──────── Document extract

<h1>Links to datasets</h1>

Dataset: https://www.kaggle.com/datasets/mrajaxnp/cert-insider-threat-detection-research/data?select=http.csv

<h1>Imported Libraries</h1>

In [None]:
# Basic Libraries
import pandas as pd
import re
import string
import numpy as np
import nltk
from scipy import stats
import warnings


# NLP Tools
from nltk.tokenize import sent_tokenize, word_tokenize
from nltk.corpus import stopwords
from nltk.stem import PorterStemmer
from textblob import TextBlob

# Data Preprocessing
from sklearn.preprocessing import StandardScaler

# Visualization
import matplotlib.pyplot as plt
import seaborn as sns

# Machine Learning Models and Metrics
from sklearn.model_selection import train_test_split, cross_val_score, KFold
from sklearn.ensemble import RandomForestClassifier, RandomForestRegressor, VotingClassifier, IsolationForest
from sklearn.svm import SVC
from sklearn.linear_model import LogisticRegression, LinearRegression, Lasso, Ridge
from sklearn.tree import DecisionTreeClassifier
from sklearn.metrics import accuracy_score, recall_score, f1_score, classification_report, mean_squared_error
from sklearn.feature_selection import RFE
from sklearn.model_selection import GridSearchCV

# Download required NLTK data (only need to do this once)
nltk.download('punkt')
nltk.download('stopwords')
warnings.filterwarnings('ignore')

────────────────

Work to be completed =
Please copy the notebook extract word for word, covering the stretch from "# Machine Learning" through "warnings.filterwarnings('ignore')". Rely on the notebook extract alone for this work.

──────── Dataset excerpts

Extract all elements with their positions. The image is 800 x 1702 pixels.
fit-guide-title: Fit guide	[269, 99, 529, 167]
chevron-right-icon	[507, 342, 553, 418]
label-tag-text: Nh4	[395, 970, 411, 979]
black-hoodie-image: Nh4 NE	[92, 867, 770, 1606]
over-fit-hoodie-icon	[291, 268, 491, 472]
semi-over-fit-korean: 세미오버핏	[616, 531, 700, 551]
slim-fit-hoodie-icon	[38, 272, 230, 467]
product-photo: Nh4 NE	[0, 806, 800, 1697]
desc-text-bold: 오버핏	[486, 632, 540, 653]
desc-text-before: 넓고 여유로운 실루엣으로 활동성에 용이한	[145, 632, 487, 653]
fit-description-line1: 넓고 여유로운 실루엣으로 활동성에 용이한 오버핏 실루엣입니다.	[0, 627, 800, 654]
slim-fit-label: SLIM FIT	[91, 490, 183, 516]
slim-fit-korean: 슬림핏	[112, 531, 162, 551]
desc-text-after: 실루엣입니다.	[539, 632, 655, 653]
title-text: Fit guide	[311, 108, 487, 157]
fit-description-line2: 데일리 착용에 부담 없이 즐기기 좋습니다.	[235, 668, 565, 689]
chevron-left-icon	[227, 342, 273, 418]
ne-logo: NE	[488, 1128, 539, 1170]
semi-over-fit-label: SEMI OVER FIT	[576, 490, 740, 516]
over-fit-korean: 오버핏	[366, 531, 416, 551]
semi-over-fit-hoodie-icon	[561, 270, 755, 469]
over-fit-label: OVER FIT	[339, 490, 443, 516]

────────────────

Result of the exercise =
# Machine Learning Models and Metrics
from sklearn.model_selection import train_test_split, cross_val_score, KFold
from sklearn.ensemble import RandomForestClassifier, RandomForestRegressor, VotingClassifier, IsolationForest
from sklearn.svm import SVC
from sklearn.linear_model import LogisticRegression, LinearRegression, Lasso, Ridge
from sklearn.tree import DecisionTreeClassifier
from sklearn.metrics import accuracy_score, recall_score, f1_score, classification_report, mean_squared_error
from sklearn.feature_selection import RFE
from sklearn.model_selection import GridSearchCV

# Download required NLTK data (only need to do this once)
nltk.download('punkt')
nltk.download('stopwords')
warnings.filterwarnings('ignore')